> Data for this exercise:
>> Begin

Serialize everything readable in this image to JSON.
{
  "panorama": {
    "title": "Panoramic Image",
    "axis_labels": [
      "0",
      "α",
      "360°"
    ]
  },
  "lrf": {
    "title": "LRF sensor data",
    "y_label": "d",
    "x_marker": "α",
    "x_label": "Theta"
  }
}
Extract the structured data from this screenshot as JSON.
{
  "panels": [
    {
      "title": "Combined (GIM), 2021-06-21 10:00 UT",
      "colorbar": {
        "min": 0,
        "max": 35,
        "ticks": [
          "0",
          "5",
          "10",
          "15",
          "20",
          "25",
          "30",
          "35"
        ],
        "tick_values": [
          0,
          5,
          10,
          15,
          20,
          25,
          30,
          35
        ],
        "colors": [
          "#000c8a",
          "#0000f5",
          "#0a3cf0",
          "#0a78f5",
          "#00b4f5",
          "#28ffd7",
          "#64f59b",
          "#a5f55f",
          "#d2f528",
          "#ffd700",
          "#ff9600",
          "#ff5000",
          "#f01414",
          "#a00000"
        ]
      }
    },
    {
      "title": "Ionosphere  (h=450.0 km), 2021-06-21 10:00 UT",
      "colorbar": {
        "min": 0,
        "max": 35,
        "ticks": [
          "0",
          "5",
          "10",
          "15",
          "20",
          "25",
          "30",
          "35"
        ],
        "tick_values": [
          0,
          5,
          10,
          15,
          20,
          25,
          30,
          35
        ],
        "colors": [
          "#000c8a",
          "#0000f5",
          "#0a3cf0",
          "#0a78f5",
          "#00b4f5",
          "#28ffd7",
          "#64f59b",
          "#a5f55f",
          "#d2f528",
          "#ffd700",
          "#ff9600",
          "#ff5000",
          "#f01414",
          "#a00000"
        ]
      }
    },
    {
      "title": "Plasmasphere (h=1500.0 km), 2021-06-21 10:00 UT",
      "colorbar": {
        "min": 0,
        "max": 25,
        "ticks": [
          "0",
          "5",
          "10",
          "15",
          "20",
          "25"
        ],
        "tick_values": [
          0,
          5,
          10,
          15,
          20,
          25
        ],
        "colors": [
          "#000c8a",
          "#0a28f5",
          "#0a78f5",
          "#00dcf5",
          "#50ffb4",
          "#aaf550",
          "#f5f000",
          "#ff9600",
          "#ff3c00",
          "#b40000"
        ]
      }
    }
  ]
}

>> End

Reproduce exactly the lines from the one containing "Extract the structured" through the last line of the records above, including both, and nothing else.

Extract the structured data from this screenshot as JSON.
{
  "panels": [
    {
      "title": "Combined (GIM), 2021-06-21 10:00 UT",
      "colorbar": {
        "min": 0,
        "max": 35,
        "ticks": [
          "0",
          "5",
          "10",
          "15",
          "20",
          "25",
          "30",
          "35"
        ],
        "tick_values": [
          0,
          5,
          10,
          15,
          20,
          25,
          30,
          35
        ],
        "colors": [
          "#000c8a",
          "#0000f5",
          "#0a3cf0",
          "#0a78f5",
          "#00b4f5",
          "#28ffd7",
          "#64f59b",
          "#a5f55f",
          "#d2f528",
          "#ffd700",
          "#ff9600",
          "#ff5000",
          "#f01414",
          "#a00000"
        ]
      }
    },
    {
      "title": "Ionosphere  (h=450.0 km), 2021-06-21 10:00 UT",
      "colorbar": {
        "min": 0,
        "max": 35,
        "ticks": [
          "0",
          "5",
          "10",
          "15",
          "20",
          "25",
          "30",
          "35"
        ],
        "tick_values": [
          0,
          5,
          10,
          15,
          20,
          25,
          30,
          35
        ],
        "colors": [
          "#000c8a",
          "#0000f5",
          "#0a3cf0",
          "#0a78f5",
          "#00b4f5",
          "#28ffd7",
          "#64f59b",
          "#a5f55f",
          "#d2f528",
          "#ffd700",
          "#ff9600",
          "#ff5000",
          "#f01414",
          "#a00000"
        ]
      }
    },
    {
      "title": "Plasmasphere (h=1500.0 km), 2021-06-21 10:00 UT",
      "colorbar": {
        "min": 0,
        "max": 25,
        "ticks": [
          "0",
          "5",
          "10",
          "15",
          "20",
          "25"
        ],
        "tick_values": [
          0,
          5,
          10,
          15,
          20,
          25
        ],
        "colors": [
          "#000c8a",
          "#0a28f5",
          "#0a78f5",
          "#00dcf5",
          "#50ffb4",
          "#aaf550",
          "#f5f000",
          "#ff9600",
          "#ff3c00",
          "#b40000"
        ]
      }
    }
  ]
}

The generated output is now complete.